Reproduce every line in the listing that contains the word "screenshot".
**** Data for the task
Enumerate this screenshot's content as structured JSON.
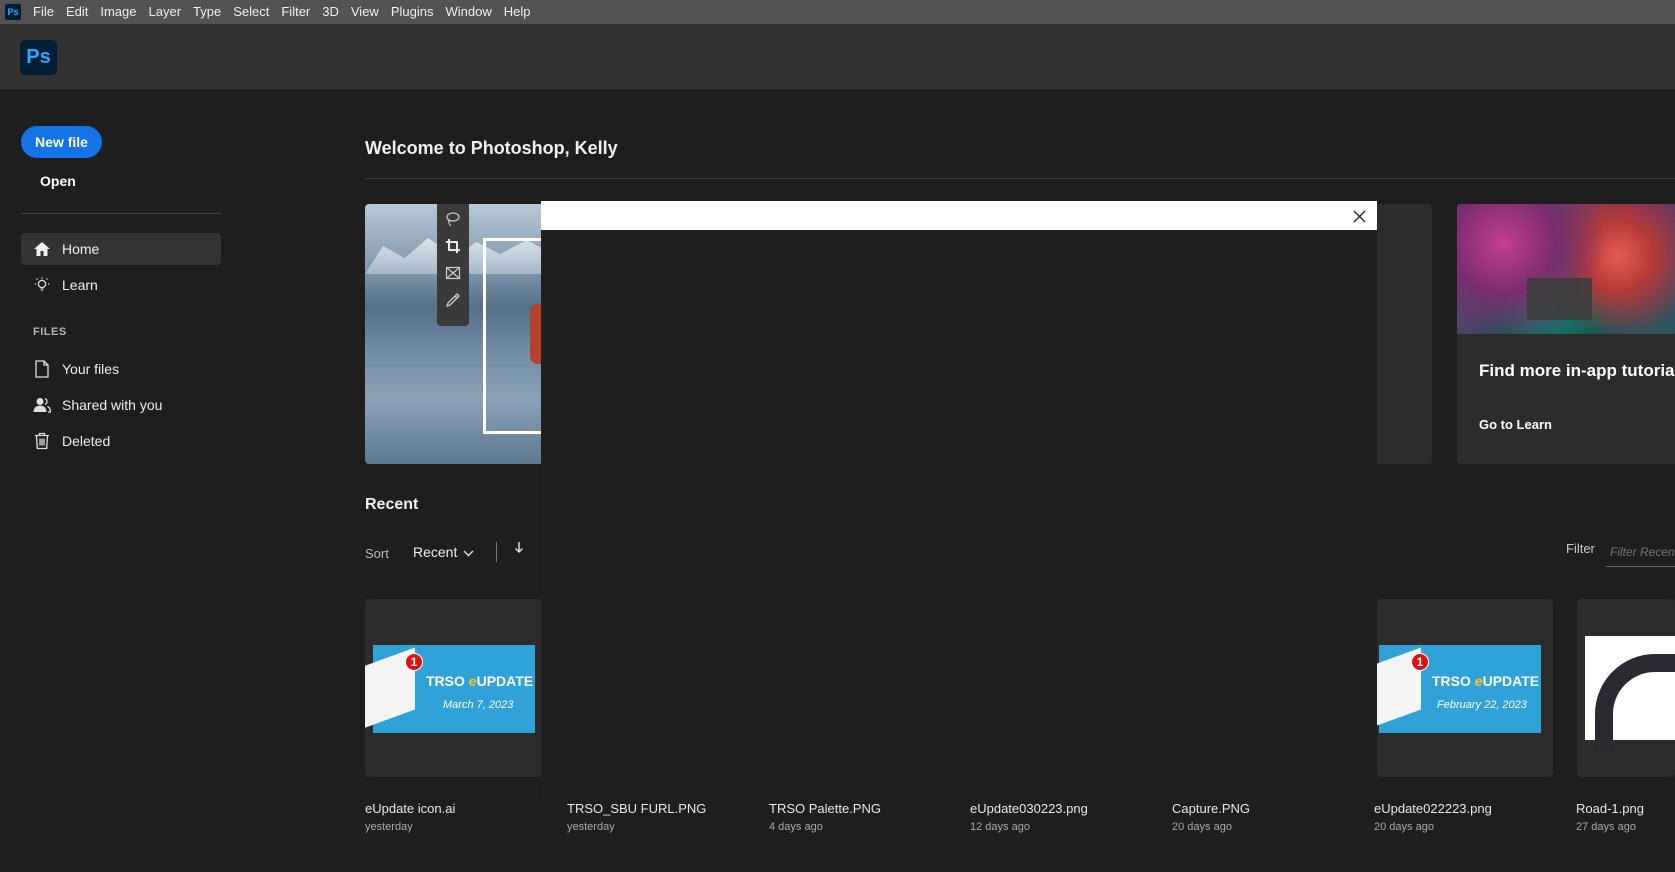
{
  "menubar": {
    "app_icon": "Ps",
    "items": [
      "File",
      "Edit",
      "Image",
      "Layer",
      "Type",
      "Select",
      "Filter",
      "3D",
      "View",
      "Plugins",
      "Window",
      "Help"
    ]
  },
  "appbar": {
    "logo": "Ps"
  },
  "sidebar": {
    "new_file": "New file",
    "open": "Open",
    "nav": [
      {
        "label": "Home",
        "icon": "home-icon",
        "active": true
      },
      {
        "label": "Learn",
        "icon": "lightbulb-icon"
      }
    ],
    "files_heading": "FILES",
    "files_nav": [
      {
        "label": "Your files",
        "icon": "document-icon"
      },
      {
        "label": "Shared with you",
        "icon": "users-icon"
      },
      {
        "label": "Deleted",
        "icon": "trash-icon"
      }
    ]
  },
  "main": {
    "welcome": "Welcome to Photoshop, Kelly",
    "tutorial_card": {
      "title": "Find more in-app tutorials",
      "link": "Go to Learn"
    },
    "recent": {
      "heading": "Recent",
      "sort_label": "Sort",
      "sort_value": "Recent",
      "filter_label": "Filter",
      "filter_placeholder": "Filter Recent files"
    },
    "files": [
      {
        "name": "eUpdate icon.ai",
        "time": "yesterday",
        "thumb_title": "TRSO eUPDATE",
        "thumb_date": "March 7, 2023",
        "badge": "1"
      },
      {
        "name": "TRSO_SBU FURL.PNG",
        "time": "yesterday"
      },
      {
        "name": "TRSO Palette.PNG",
        "time": "4 days ago"
      },
      {
        "name": "eUpdate030223.png",
        "time": "12 days ago"
      },
      {
        "name": "Capture.PNG",
        "time": "20 days ago"
      },
      {
        "name": "eUpdate022223.png",
        "time": "20 days ago",
        "thumb_title": "TRSO eUPDATE",
        "thumb_date": "February 22, 2023",
        "badge": "1"
      },
      {
        "name": "Road-1.png",
        "time": "27 days ago"
      }
    ]
  },
  "colors": {
    "accent": "#1473e6",
    "ps_blue": "#31a8ff",
    "ps_navy": "#001e36",
    "background": "#1e1e1e"
  }
}
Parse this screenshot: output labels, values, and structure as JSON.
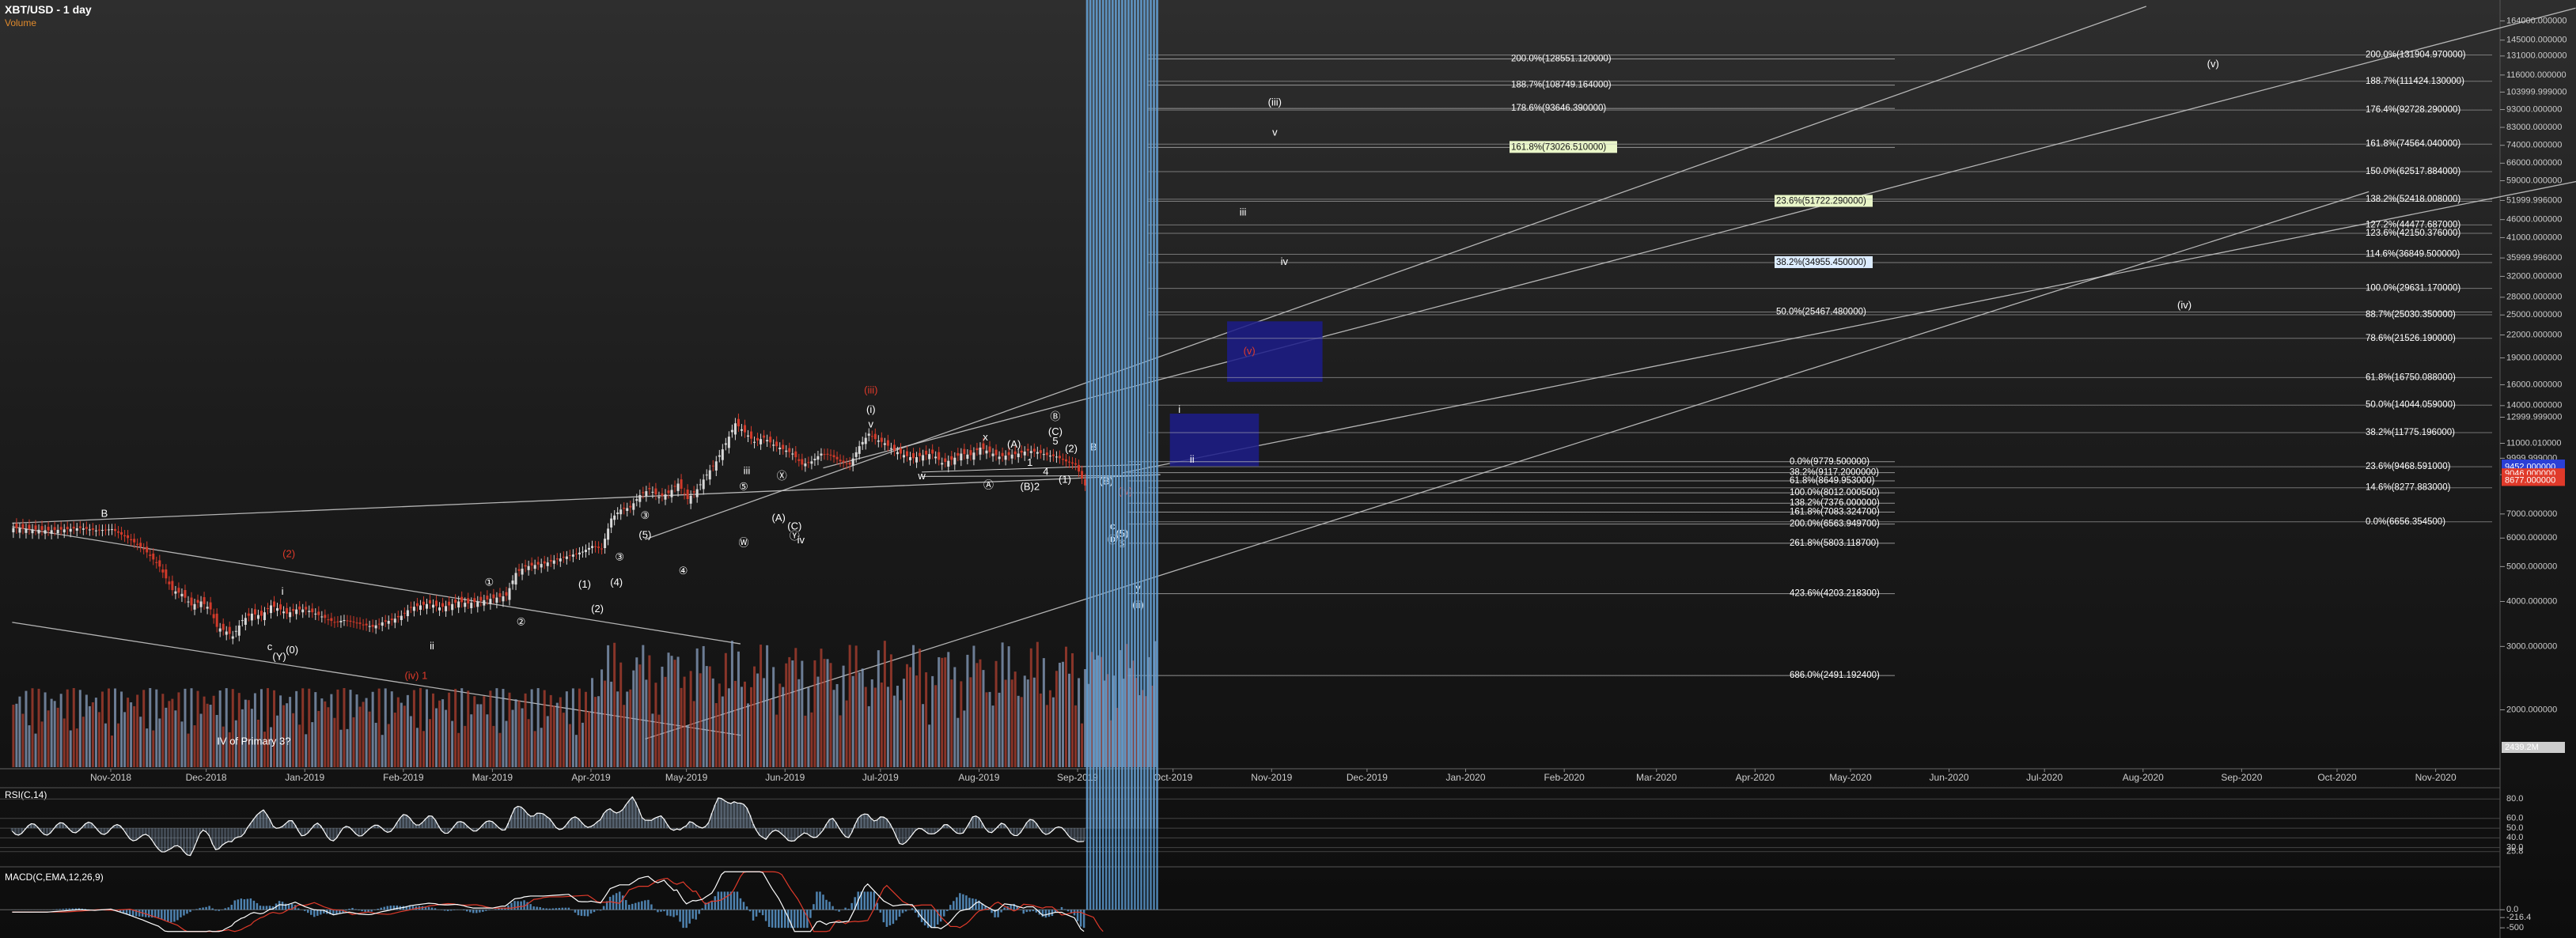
{
  "header": {
    "title": "XBT/USD - 1 day",
    "subtitle": "Volume"
  },
  "colors": {
    "up": "#d9d9d9",
    "down": "#d23a2a",
    "fib_line": "#bdbdbd",
    "channel": "#cfcfcf",
    "box": "#1c1c8a",
    "rsi_fill": "#8aa0b8",
    "macd_fast": "#ffffff",
    "macd_slow": "#e03a2a",
    "hist": "#5fa0d8",
    "volume_avg": "#b5651d"
  },
  "chart_data": {
    "type": "line",
    "title": "XBT/USD - 1 day",
    "price_axis": {
      "scale": "log",
      "ylim": [
        1400,
        180000
      ],
      "ticks": [
        "164000.000000",
        "145000.000000",
        "131000.000000",
        "116000.000000",
        "103999.999000",
        "93000.000000",
        "83000.000000",
        "74000.000000",
        "66000.000000",
        "59000.000000",
        "51999.996000",
        "46000.000000",
        "41000.000000",
        "35999.996000",
        "32000.000000",
        "28000.000000",
        "25000.000000",
        "22000.000000",
        "19000.000000",
        "16000.000000",
        "14000.000000",
        "12999.999000",
        "11000.010000",
        "9999.999000",
        "8999.999000",
        "7000.000000",
        "6000.000000",
        "5000.000000",
        "4000.000000",
        "3000.000000",
        "2000.000000"
      ],
      "tick_values": [
        164000,
        145000,
        131000,
        116000,
        104000,
        93000,
        83000,
        74000,
        66000,
        59000,
        52000,
        46000,
        41000,
        36000,
        32000,
        28000,
        25000,
        22000,
        19000,
        16000,
        14000,
        13000,
        11000,
        10000,
        9000,
        7000,
        6000,
        5000,
        4000,
        3000,
        2000
      ],
      "highlight_labels": [
        {
          "text": "9570.000000",
          "value": 9570,
          "color": "#2a3fd6"
        },
        {
          "text": "9452.000000",
          "value": 9452,
          "color": "#2a3fd6"
        },
        {
          "text": "9046.000000",
          "value": 9046,
          "color": "#e03a2a"
        },
        {
          "text": "8677.000000",
          "value": 8677,
          "color": "#e03a2a"
        },
        {
          "text": "2439.2M",
          "value": null,
          "color": "#cccccc"
        }
      ]
    },
    "time_axis": {
      "labels": [
        "Nov-2018",
        "Dec-2018",
        "Jan-2019",
        "Feb-2019",
        "Mar-2019",
        "Apr-2019",
        "May-2019",
        "Jun-2019",
        "Jul-2019",
        "Aug-2019",
        "Sep-2019",
        "Oct-2019",
        "Nov-2019",
        "Dec-2019",
        "Jan-2020",
        "Feb-2020",
        "Mar-2020",
        "Apr-2020",
        "May-2020",
        "Jun-2020",
        "Jul-2020",
        "Aug-2020",
        "Sep-2020",
        "Oct-2020",
        "Nov-2020"
      ],
      "label_days": [
        0,
        30,
        61,
        92,
        120,
        151,
        181,
        212,
        242,
        273,
        304,
        334,
        365,
        395,
        426,
        457,
        486,
        517,
        547,
        578,
        608,
        639,
        670,
        700,
        731
      ]
    },
    "price_series": {
      "name": "XBT/USD",
      "days": [
        -31,
        -20,
        -14,
        -10,
        -5,
        0,
        5,
        10,
        15,
        19,
        22,
        25,
        28,
        31,
        33,
        36,
        38,
        41,
        44,
        47,
        50,
        53,
        55,
        58,
        61,
        64,
        67,
        70,
        73,
        76,
        79,
        82,
        85,
        88,
        91,
        94,
        97,
        100,
        103,
        106,
        109,
        112,
        115,
        118,
        121,
        124,
        127,
        130,
        133,
        136,
        139,
        142,
        145,
        148,
        151,
        154,
        157,
        160,
        163,
        166,
        169,
        172,
        175,
        178,
        181,
        184,
        187,
        190,
        193,
        196,
        199,
        202,
        205,
        208,
        211,
        214,
        217,
        220,
        223,
        226,
        229,
        232,
        235,
        238,
        240,
        243,
        246,
        249,
        252,
        255,
        258,
        261,
        264,
        267,
        270,
        273,
        276,
        279,
        282,
        285,
        288,
        291,
        294,
        297,
        300,
        303,
        306,
        309,
        312,
        315,
        318,
        321,
        324,
        326,
        329
      ],
      "close": [
        6400,
        6300,
        6350,
        6400,
        6300,
        6350,
        6000,
        5600,
        5000,
        4300,
        4200,
        3900,
        4000,
        3800,
        3400,
        3300,
        3200,
        3550,
        3700,
        3650,
        3900,
        3800,
        3700,
        3800,
        3800,
        3700,
        3600,
        3500,
        3550,
        3500,
        3450,
        3400,
        3500,
        3550,
        3650,
        3850,
        3900,
        3950,
        3850,
        3900,
        4000,
        3950,
        4000,
        4050,
        4100,
        4150,
        4800,
        5000,
        5050,
        5100,
        5200,
        5300,
        5400,
        5500,
        5700,
        5600,
        6800,
        7200,
        7300,
        7900,
        8200,
        7800,
        8000,
        8500,
        7700,
        8200,
        9000,
        9800,
        11000,
        12500,
        11800,
        11100,
        11400,
        10900,
        10600,
        10300,
        9600,
        9800,
        10300,
        10200,
        9800,
        9600,
        10800,
        11700,
        11300,
        11000,
        10500,
        10200,
        10000,
        10200,
        10300,
        9700,
        9900,
        10300,
        10200,
        10700,
        10400,
        10100,
        10200,
        10300,
        10500,
        10400,
        10200,
        10100,
        9800,
        9600,
        8400
      ],
      "ohlc_note": "approximate daily closes read from candlesticks"
    },
    "fib_left": [
      {
        "label": "200.0%(128551.120000)",
        "value": 128551.12
      },
      {
        "label": "188.7%(108749.164000)",
        "value": 108749.164
      },
      {
        "label": "178.6%(93646.390000)",
        "value": 93646.39
      },
      {
        "label": "161.8%(73026.510000)",
        "value": 73026.51,
        "highlight": "#e9f6c8"
      },
      {
        "label": "0.0%(9779.500000)",
        "value": 9779.5
      },
      {
        "label": "38.2%(9117.2000000)",
        "value": 9117.2
      },
      {
        "label": "61.8%(8649.953000)",
        "value": 8649.953
      },
      {
        "label": "100.0%(8012.000500)",
        "value": 8012.0005
      },
      {
        "label": "138.2%(7376.000000)",
        "value": 7500
      },
      {
        "label": "161.8%(7083.324700)",
        "value": 7083.3247
      },
      {
        "label": "200.0%(6563.949700)",
        "value": 6563.9497
      },
      {
        "label": "261.8%(5803.118700)",
        "value": 5803.1187
      },
      {
        "label": "423.6%(4203.218300)",
        "value": 4203.2183
      },
      {
        "label": "686.0%(2491.192400)",
        "value": 2491.1924
      }
    ],
    "fib_mid": [
      {
        "label": "23.6%(51722.290000)",
        "value": 51722.29,
        "highlight": "#e9f6c8"
      },
      {
        "label": "38.2%(34955.450000)",
        "value": 34955.45,
        "highlight": "#dcecff"
      },
      {
        "label": "50.0%(25467.480000)",
        "value": 25467.48
      }
    ],
    "fib_right": [
      {
        "label": "200.0%(131904.970000)",
        "value": 131904.97
      },
      {
        "label": "188.7%(111424.130000)",
        "value": 111424.13
      },
      {
        "label": "176.4%(92728.290000)",
        "value": 92728.29
      },
      {
        "label": "161.8%(74564.040000)",
        "value": 74564.04
      },
      {
        "label": "150.0%(62517.884000)",
        "value": 62517.884
      },
      {
        "label": "138.2%(52418.008000)",
        "value": 52418.008
      },
      {
        "label": "127.2%(44477.687000)",
        "value": 44477.687
      },
      {
        "label": "123.6%(42150.376000)",
        "value": 42150.376
      },
      {
        "label": "114.6%(36849.500000)",
        "value": 36849.5
      },
      {
        "label": "100.0%(29631.170000)",
        "value": 29631.17
      },
      {
        "label": "88.7%(25030.350000)",
        "value": 25030.35
      },
      {
        "label": "78.6%(21526.190000)",
        "value": 21526.19
      },
      {
        "label": "61.8%(16750.088000)",
        "value": 16750.088
      },
      {
        "label": "50.0%(14044.059000)",
        "value": 14044.059
      },
      {
        "label": "38.2%(11775.196000)",
        "value": 11775.196
      },
      {
        "label": "23.6%(9468.591000)",
        "value": 9468.591
      },
      {
        "label": "14.6%(8277.883000)",
        "value": 8277.883
      },
      {
        "label": "0.0%(6656.354500)",
        "value": 6656.3545
      }
    ],
    "wave_labels": [
      {
        "text": "(iii)",
        "day": 366,
        "value": 97000,
        "color": "#ffffff"
      },
      {
        "text": "v",
        "day": 366,
        "value": 80000,
        "color": "#ffffff"
      },
      {
        "text": "iii",
        "day": 356,
        "value": 48000,
        "color": "#ffffff"
      },
      {
        "text": "iv",
        "day": 369,
        "value": 35000,
        "color": "#ffffff"
      },
      {
        "text": "(v)",
        "day": 661,
        "value": 124000,
        "color": "#ffffff"
      },
      {
        "text": "(iv)",
        "day": 652,
        "value": 26500,
        "color": "#ffffff"
      },
      {
        "text": "(v)",
        "day": 358,
        "value": 19800,
        "color": "#e03a2a"
      },
      {
        "text": "i",
        "day": 336,
        "value": 13600,
        "color": "#ffffff"
      },
      {
        "text": "ii",
        "day": 340,
        "value": 9900,
        "color": "#ffffff"
      },
      {
        "text": "(iv)",
        "day": 319,
        "value": 8050,
        "color": "#e03a2a"
      },
      {
        "text": "(i)",
        "day": 239,
        "value": 13600,
        "color": "#ffffff"
      },
      {
        "text": "v",
        "day": 239,
        "value": 12400,
        "color": "#ffffff"
      },
      {
        "text": "(iii)",
        "day": 239,
        "value": 15400,
        "color": "#e03a2a"
      },
      {
        "text": "x",
        "day": 275,
        "value": 11400,
        "color": "#ffffff"
      },
      {
        "text": "w",
        "day": 255,
        "value": 8900,
        "color": "#ffffff"
      },
      {
        "text": "(ii)",
        "day": 323,
        "value": 3900,
        "color": "#ffffff"
      },
      {
        "text": "y",
        "day": 323,
        "value": 4350,
        "color": "#ffffff"
      },
      {
        "text": "iii",
        "day": 200,
        "value": 9200,
        "color": "#ffffff"
      },
      {
        "text": "iv",
        "day": 217,
        "value": 5900,
        "color": "#ffffff"
      },
      {
        "text": "i",
        "day": 54,
        "value": 4250,
        "color": "#ffffff"
      },
      {
        "text": "ii",
        "day": 101,
        "value": 3000,
        "color": "#ffffff"
      },
      {
        "text": "(0)",
        "day": 57,
        "value": 2920,
        "color": "#ffffff"
      },
      {
        "text": "(Y)",
        "day": 53,
        "value": 2800,
        "color": "#ffffff"
      },
      {
        "text": "c",
        "day": 50,
        "value": 2980,
        "color": "#ffffff"
      },
      {
        "text": "B",
        "day": -2,
        "value": 7000,
        "color": "#ffffff"
      },
      {
        "text": "(2)",
        "day": 56,
        "value": 5400,
        "color": "#e03a2a"
      },
      {
        "text": "(iv) 1",
        "day": 96,
        "value": 2480,
        "color": "#e03a2a"
      },
      {
        "text": "①",
        "day": 119,
        "value": 4500,
        "color": "#ffffff"
      },
      {
        "text": "②",
        "day": 129,
        "value": 3500,
        "color": "#ffffff"
      },
      {
        "text": "(1)",
        "day": 149,
        "value": 4450,
        "color": "#ffffff"
      },
      {
        "text": "(2)",
        "day": 153,
        "value": 3800,
        "color": "#ffffff"
      },
      {
        "text": "③",
        "day": 160,
        "value": 5300,
        "color": "#ffffff"
      },
      {
        "text": "(4)",
        "day": 159,
        "value": 4500,
        "color": "#ffffff"
      },
      {
        "text": "③",
        "day": 168,
        "value": 6900,
        "color": "#ffffff"
      },
      {
        "text": "(5)",
        "day": 168,
        "value": 6100,
        "color": "#ffffff"
      },
      {
        "text": "④",
        "day": 180,
        "value": 4850,
        "color": "#ffffff"
      },
      {
        "text": "⑤",
        "day": 199,
        "value": 8300,
        "color": "#ffffff"
      },
      {
        "text": "Ⓦ",
        "day": 199,
        "value": 5800,
        "color": "#ffffff"
      },
      {
        "text": "Ⓧ",
        "day": 211,
        "value": 8900,
        "color": "#ffffff"
      },
      {
        "text": "(A)",
        "day": 210,
        "value": 6800,
        "color": "#ffffff"
      },
      {
        "text": "(C)",
        "day": 215,
        "value": 6450,
        "color": "#ffffff"
      },
      {
        "text": "Ⓨ",
        "day": 215,
        "value": 6050,
        "color": "#ffffff"
      },
      {
        "text": "Ⓑ",
        "day": 297,
        "value": 13000,
        "color": "#ffffff"
      },
      {
        "text": "(C)",
        "day": 297,
        "value": 11800,
        "color": "#ffffff"
      },
      {
        "text": "5",
        "day": 297,
        "value": 11100,
        "color": "#ffffff"
      },
      {
        "text": "(2)",
        "day": 302,
        "value": 10600,
        "color": "#ffffff"
      },
      {
        "text": "B",
        "day": 309,
        "value": 10700,
        "color": "#ffffff"
      },
      {
        "text": "(A)",
        "day": 284,
        "value": 10900,
        "color": "#ffffff"
      },
      {
        "text": "1",
        "day": 289,
        "value": 9700,
        "color": "#ffffff"
      },
      {
        "text": "4",
        "day": 294,
        "value": 9150,
        "color": "#ffffff"
      },
      {
        "text": "(1)",
        "day": 300,
        "value": 8700,
        "color": "#ffffff"
      },
      {
        "text": "(B)2",
        "day": 289,
        "value": 8300,
        "color": "#ffffff"
      },
      {
        "text": "Ⓐ",
        "day": 276,
        "value": 8400,
        "color": "#ffffff"
      },
      {
        "text": "(B)",
        "day": 313,
        "value": 8600,
        "color": "#ffffff"
      },
      {
        "text": "c",
        "day": 315,
        "value": 6450,
        "color": "#ffffff"
      },
      {
        "text": "(5)",
        "day": 318,
        "value": 6150,
        "color": "#ffffff"
      },
      {
        "text": "Ⓓ",
        "day": 315,
        "value": 5900,
        "color": "#ffffff"
      },
      {
        "text": "⑤",
        "day": 318,
        "value": 5750,
        "color": "#ffffff"
      },
      {
        "text": "IV of Primary 3?",
        "day": 45,
        "value": 1630,
        "color": "#ffffff"
      }
    ],
    "target_boxes": [
      {
        "day_start": 351,
        "day_end": 381,
        "high": 24000,
        "low": 16300
      },
      {
        "day_start": 333,
        "day_end": 361,
        "high": 13300,
        "low": 9500
      }
    ],
    "rsi": {
      "label": "RSI(C,14)",
      "ticks": [
        "80.0",
        "60.0",
        "50.0",
        "40.0",
        "30.0",
        "25.8"
      ],
      "tick_values": [
        80,
        60,
        50,
        40,
        30,
        25.8
      ],
      "ylim": [
        15,
        90
      ]
    },
    "macd": {
      "label": "MACD(C,EMA,12,26,9)",
      "ticks": [
        "0.0",
        "-216.4",
        "-500"
      ],
      "tick_values": [
        0,
        -216.4,
        -500
      ],
      "ylim": [
        -650,
        1100
      ]
    },
    "volume_label": "Volume"
  }
}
********
• Task solution:
Enumerate this screenshot's content as structured JSON.
Parse this screenshot: output labels, values, and structure as JSON.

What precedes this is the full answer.